## Problem
Select the lines that hold the word "this" and copy each one.
★ ★ ★ ★ ★
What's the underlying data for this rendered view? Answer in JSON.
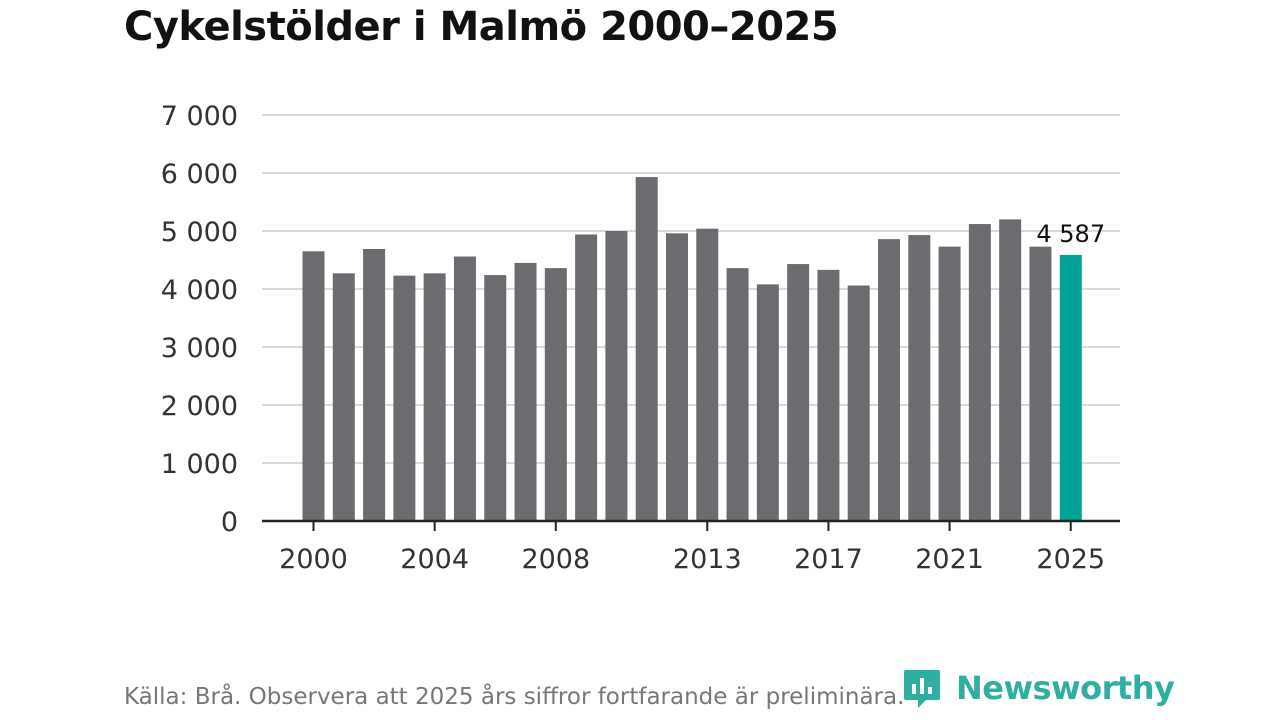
{
  "title": "Cykelstölder i Malmö 2000–2025",
  "chart_data": {
    "type": "bar",
    "title": "Cykelstölder i Malmö 2000–2025",
    "xlabel": "",
    "ylabel": "",
    "categories": [
      "2000",
      "2001",
      "2002",
      "2003",
      "2004",
      "2005",
      "2006",
      "2007",
      "2008",
      "2009",
      "2010",
      "2011",
      "2012",
      "2013",
      "2014",
      "2015",
      "2016",
      "2017",
      "2018",
      "2019",
      "2020",
      "2021",
      "2022",
      "2023",
      "2024",
      "2025"
    ],
    "values": [
      4650,
      4270,
      4690,
      4230,
      4270,
      4560,
      4240,
      4450,
      4360,
      4940,
      5000,
      5930,
      4960,
      5040,
      4360,
      4080,
      4430,
      4330,
      4060,
      4860,
      4930,
      4730,
      5120,
      5200,
      4730,
      4587
    ],
    "ylim": [
      0,
      7000
    ],
    "yticks": [
      0,
      1000,
      2000,
      3000,
      4000,
      5000,
      6000,
      7000
    ],
    "ytick_labels": [
      "0",
      "1 000",
      "2 000",
      "3 000",
      "4 000",
      "5 000",
      "6 000",
      "7 000"
    ],
    "xtick_labels": [
      "2000",
      "2004",
      "2008",
      "2013",
      "2017",
      "2021",
      "2025"
    ],
    "highlight_category": "2025",
    "highlight_label": "4 587",
    "grid": true,
    "colors": {
      "bar": "#6c6b70",
      "highlight": "#00a396",
      "grid": "#d9d9d9",
      "axis": "#222222"
    }
  },
  "footer": {
    "source": "Källa: Brå. Observera att 2025 års siffror fortfarande är preliminära.",
    "brand": "Newsworthy"
  }
}
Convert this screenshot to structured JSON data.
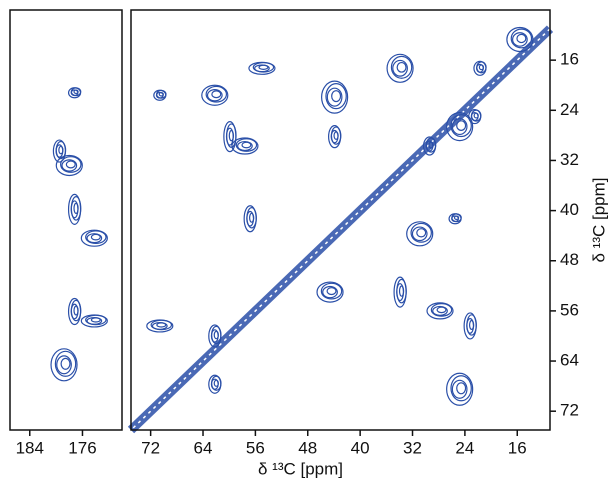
{
  "chart_data": [
    {
      "type": "contour",
      "color": "#2a4fa8",
      "xlim": [
        187,
        170
      ],
      "ylim": [
        75,
        8
      ],
      "xticks": [
        184,
        176
      ],
      "x": [
        177.2,
        178,
        177.2,
        174.2,
        177.2,
        174.2,
        179.5,
        178.8
      ],
      "y": [
        21.2,
        32.8,
        39.8,
        44.4,
        56.1,
        57.6,
        30.5,
        64.6
      ]
    },
    {
      "type": "contour",
      "color": "#2a4fa8",
      "diagonal": true,
      "xlim": [
        75,
        11
      ],
      "ylim": [
        75,
        8
      ],
      "xticks": [
        72,
        64,
        56,
        48,
        40,
        32,
        24,
        16
      ],
      "yticks": [
        16,
        24,
        32,
        40,
        48,
        56,
        64,
        72
      ],
      "xlabel": "δ ¹³C [ppm]",
      "ylabel": "δ ¹³C [ppm]",
      "x": [
        70.6,
        62.2,
        59.9,
        57.6,
        56.8,
        55,
        43.9,
        43.9,
        29.4,
        24.8,
        22.5,
        30.9,
        25.5,
        44.6,
        33.9,
        27.8,
        23.2,
        70.6,
        62.2,
        24.8,
        62.2,
        33.9,
        21.7,
        15.6
      ],
      "y": [
        21.6,
        21.6,
        28.2,
        29.7,
        41.3,
        17.3,
        28.2,
        21.9,
        29.7,
        26.6,
        25,
        43.7,
        41.3,
        53,
        53,
        56,
        58.4,
        58.4,
        60,
        68.5,
        67.7,
        17.3,
        17.3,
        12.7
      ]
    }
  ]
}
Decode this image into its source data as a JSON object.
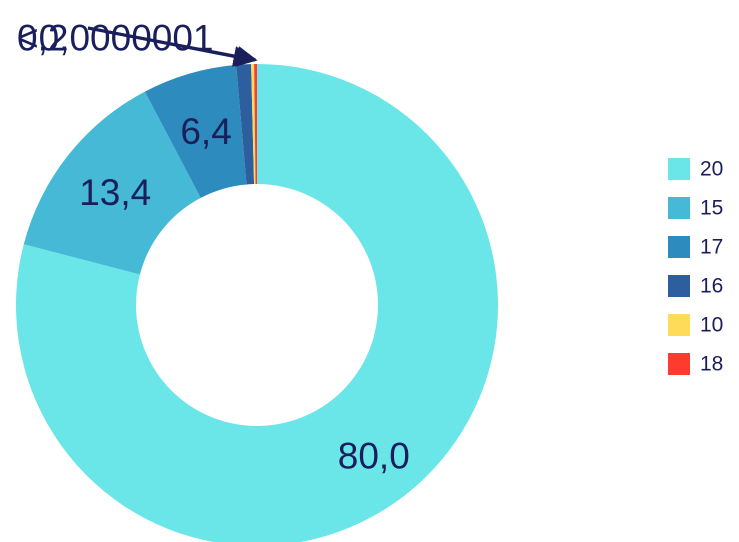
{
  "chart_data": {
    "type": "pie",
    "variant": "donut",
    "title": "",
    "slices": [
      {
        "legend": "20",
        "value": 80.0,
        "label": "80,0",
        "color": "#6ae5e8"
      },
      {
        "legend": "15",
        "value": 13.4,
        "label": "13,4",
        "color": "#45b9d6"
      },
      {
        "legend": "17",
        "value": 6.4,
        "label": "6,4",
        "color": "#2e8bbd"
      },
      {
        "legend": "16",
        "value": 1.0,
        "label": "",
        "color": "#2d5e9e"
      },
      {
        "legend": "10",
        "value": 0.2,
        "label": "0,2",
        "color": "#fedc5a"
      },
      {
        "legend": "18",
        "value": 1e-07,
        "label": "<0,0000001",
        "color": "#ff3b30"
      }
    ],
    "legend_position": "right",
    "grid": false
  }
}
★ ★ ★ ★ ★
## Correct answer
What's the underlying data for this rendered view? Answer in JSON.
Convert this screenshot to structured JSON data.
Decode this image into its source data as a JSON object.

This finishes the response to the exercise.